▸ Data extracted from a collection

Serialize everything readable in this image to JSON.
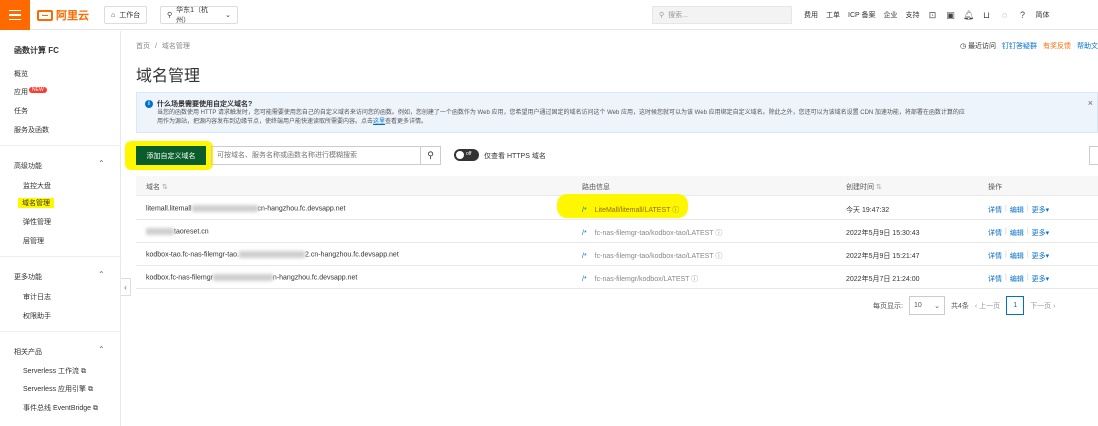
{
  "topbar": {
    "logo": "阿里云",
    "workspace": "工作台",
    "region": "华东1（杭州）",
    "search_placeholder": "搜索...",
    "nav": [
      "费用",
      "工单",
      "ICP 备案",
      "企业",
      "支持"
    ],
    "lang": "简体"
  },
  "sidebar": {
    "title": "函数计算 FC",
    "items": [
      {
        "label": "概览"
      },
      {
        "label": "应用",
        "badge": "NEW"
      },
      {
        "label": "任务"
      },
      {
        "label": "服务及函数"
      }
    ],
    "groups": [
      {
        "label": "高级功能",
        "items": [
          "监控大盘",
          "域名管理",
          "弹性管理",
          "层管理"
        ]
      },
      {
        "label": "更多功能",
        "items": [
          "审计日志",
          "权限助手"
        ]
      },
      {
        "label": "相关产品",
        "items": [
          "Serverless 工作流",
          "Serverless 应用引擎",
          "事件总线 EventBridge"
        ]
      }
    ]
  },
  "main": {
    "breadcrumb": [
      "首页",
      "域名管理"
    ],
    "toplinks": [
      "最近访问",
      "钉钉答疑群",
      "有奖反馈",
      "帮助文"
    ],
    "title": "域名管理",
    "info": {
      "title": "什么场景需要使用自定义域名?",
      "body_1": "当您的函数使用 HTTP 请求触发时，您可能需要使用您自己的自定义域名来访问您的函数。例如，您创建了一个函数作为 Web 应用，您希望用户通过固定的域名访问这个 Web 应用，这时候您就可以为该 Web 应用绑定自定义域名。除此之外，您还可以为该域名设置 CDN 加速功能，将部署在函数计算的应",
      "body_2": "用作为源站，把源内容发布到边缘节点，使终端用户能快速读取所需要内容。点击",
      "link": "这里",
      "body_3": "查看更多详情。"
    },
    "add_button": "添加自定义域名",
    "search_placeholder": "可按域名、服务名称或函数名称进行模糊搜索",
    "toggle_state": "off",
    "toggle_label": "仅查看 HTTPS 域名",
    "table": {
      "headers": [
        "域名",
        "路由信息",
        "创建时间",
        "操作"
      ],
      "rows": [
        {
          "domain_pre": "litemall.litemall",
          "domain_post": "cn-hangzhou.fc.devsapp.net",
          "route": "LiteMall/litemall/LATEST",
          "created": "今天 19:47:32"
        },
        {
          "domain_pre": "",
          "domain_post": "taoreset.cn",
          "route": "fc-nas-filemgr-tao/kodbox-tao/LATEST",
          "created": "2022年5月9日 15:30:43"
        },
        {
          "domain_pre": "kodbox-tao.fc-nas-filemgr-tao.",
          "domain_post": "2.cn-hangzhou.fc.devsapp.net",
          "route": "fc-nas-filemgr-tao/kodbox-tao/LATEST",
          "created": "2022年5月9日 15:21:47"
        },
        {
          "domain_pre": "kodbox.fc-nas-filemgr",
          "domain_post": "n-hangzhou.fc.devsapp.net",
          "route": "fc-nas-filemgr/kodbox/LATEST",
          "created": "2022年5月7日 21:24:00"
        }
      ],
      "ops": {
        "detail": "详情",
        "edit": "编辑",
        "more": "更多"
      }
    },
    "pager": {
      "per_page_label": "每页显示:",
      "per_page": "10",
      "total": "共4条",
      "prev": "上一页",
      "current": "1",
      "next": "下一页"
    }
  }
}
--
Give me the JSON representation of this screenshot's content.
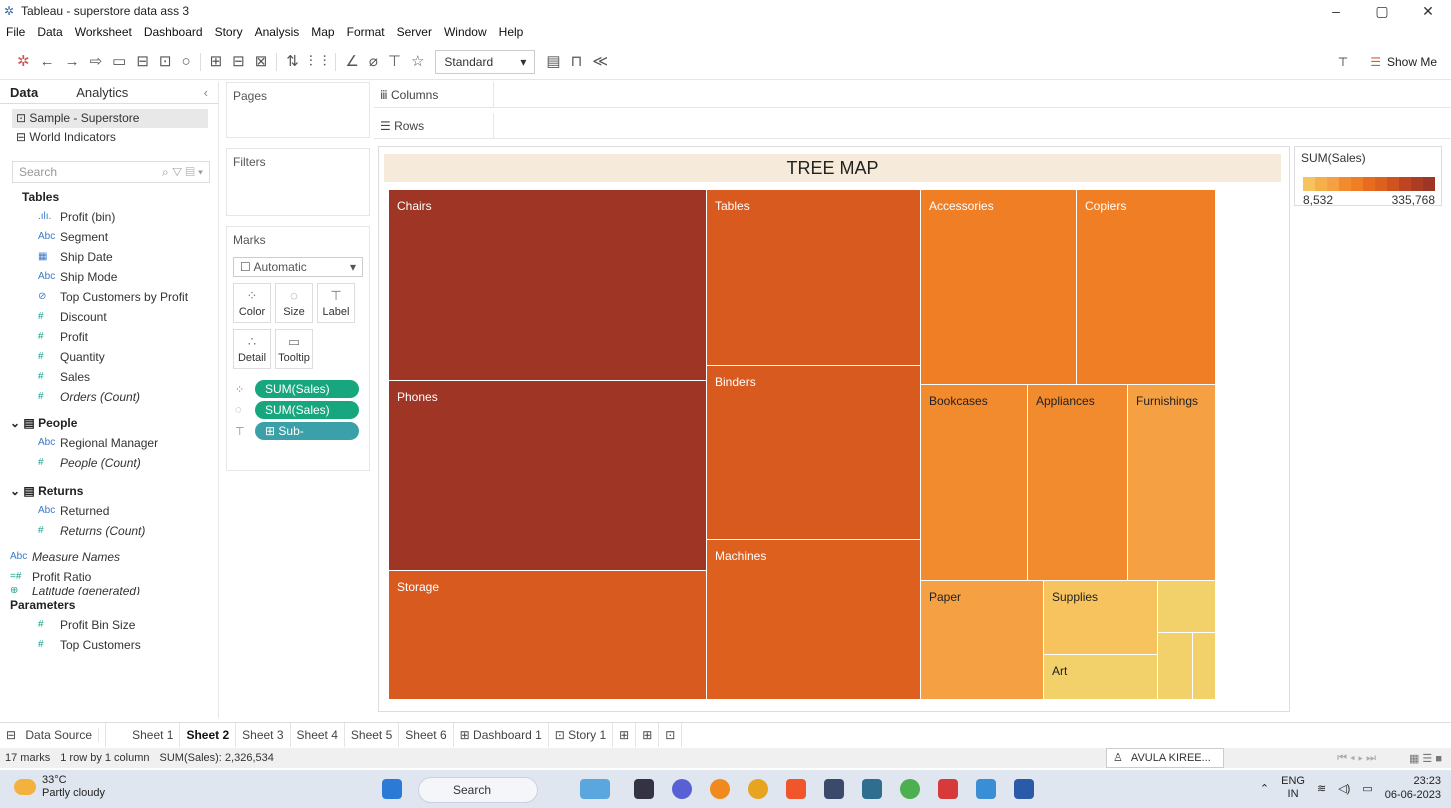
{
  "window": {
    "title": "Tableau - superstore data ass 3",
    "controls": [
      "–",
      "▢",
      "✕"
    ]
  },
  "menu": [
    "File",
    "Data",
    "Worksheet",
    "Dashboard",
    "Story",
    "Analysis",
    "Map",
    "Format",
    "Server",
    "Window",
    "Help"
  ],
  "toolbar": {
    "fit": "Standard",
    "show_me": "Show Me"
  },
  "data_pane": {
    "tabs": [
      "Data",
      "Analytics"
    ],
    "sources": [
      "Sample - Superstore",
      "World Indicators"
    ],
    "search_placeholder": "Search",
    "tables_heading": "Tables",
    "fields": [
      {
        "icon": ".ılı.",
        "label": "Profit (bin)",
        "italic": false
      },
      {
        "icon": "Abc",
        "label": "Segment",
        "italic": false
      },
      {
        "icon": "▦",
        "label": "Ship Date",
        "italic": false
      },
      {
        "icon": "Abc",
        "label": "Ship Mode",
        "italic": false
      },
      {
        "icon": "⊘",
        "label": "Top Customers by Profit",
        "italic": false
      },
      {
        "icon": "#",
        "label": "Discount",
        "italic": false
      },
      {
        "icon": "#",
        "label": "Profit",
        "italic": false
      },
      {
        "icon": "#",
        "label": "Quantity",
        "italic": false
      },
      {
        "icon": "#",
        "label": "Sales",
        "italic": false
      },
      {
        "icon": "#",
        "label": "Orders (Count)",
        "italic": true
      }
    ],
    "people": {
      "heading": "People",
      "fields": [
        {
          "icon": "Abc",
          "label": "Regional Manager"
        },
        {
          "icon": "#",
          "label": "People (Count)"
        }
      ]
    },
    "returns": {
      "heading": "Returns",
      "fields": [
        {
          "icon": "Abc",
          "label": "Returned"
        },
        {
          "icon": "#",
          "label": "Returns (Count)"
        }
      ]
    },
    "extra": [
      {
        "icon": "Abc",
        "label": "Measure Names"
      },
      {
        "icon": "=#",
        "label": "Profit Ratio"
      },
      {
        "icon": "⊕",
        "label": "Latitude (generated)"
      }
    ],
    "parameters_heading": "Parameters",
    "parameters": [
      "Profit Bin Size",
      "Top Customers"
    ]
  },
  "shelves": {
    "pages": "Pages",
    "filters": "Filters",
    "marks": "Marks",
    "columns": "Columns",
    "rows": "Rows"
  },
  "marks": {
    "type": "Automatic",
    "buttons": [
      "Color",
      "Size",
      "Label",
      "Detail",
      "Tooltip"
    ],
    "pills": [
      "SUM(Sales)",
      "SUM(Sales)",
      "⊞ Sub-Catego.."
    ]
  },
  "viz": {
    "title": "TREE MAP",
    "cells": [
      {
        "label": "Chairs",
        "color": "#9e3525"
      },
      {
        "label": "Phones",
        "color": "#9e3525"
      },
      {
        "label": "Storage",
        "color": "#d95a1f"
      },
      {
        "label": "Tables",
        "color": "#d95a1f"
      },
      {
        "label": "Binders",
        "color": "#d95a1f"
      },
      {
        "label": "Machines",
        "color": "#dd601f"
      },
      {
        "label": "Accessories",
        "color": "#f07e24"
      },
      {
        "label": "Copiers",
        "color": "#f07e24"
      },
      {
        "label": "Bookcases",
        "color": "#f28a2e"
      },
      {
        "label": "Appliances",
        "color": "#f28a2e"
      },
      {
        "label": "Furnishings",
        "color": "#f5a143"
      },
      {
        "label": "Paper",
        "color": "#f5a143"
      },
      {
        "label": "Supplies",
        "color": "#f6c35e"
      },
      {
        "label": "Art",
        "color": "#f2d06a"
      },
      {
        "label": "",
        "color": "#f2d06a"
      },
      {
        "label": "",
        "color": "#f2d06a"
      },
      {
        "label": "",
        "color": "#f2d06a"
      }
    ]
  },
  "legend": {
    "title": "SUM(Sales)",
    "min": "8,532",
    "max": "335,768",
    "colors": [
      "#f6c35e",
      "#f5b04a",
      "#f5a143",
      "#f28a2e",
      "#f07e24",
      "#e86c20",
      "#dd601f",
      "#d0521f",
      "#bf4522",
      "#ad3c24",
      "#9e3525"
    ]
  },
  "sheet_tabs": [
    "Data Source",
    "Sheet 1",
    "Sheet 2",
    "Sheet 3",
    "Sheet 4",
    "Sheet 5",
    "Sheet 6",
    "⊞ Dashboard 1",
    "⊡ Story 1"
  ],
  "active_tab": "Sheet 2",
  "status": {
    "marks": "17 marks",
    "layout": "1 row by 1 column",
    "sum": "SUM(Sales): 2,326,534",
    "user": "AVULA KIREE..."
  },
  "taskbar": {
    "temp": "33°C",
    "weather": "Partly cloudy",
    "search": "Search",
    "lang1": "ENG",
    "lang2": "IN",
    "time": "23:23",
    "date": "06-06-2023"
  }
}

▸ TASK GOAL
Look over the records above and copy each line that includes the string "hangzhou".

▸ TASK RESULT
          "domain_post": "cn-hangzhou.fc.devsapp.net",
          "domain_post": "2.cn-hangzhou.fc.devsapp.net",
          "domain_post": "n-hangzhou.fc.devsapp.net",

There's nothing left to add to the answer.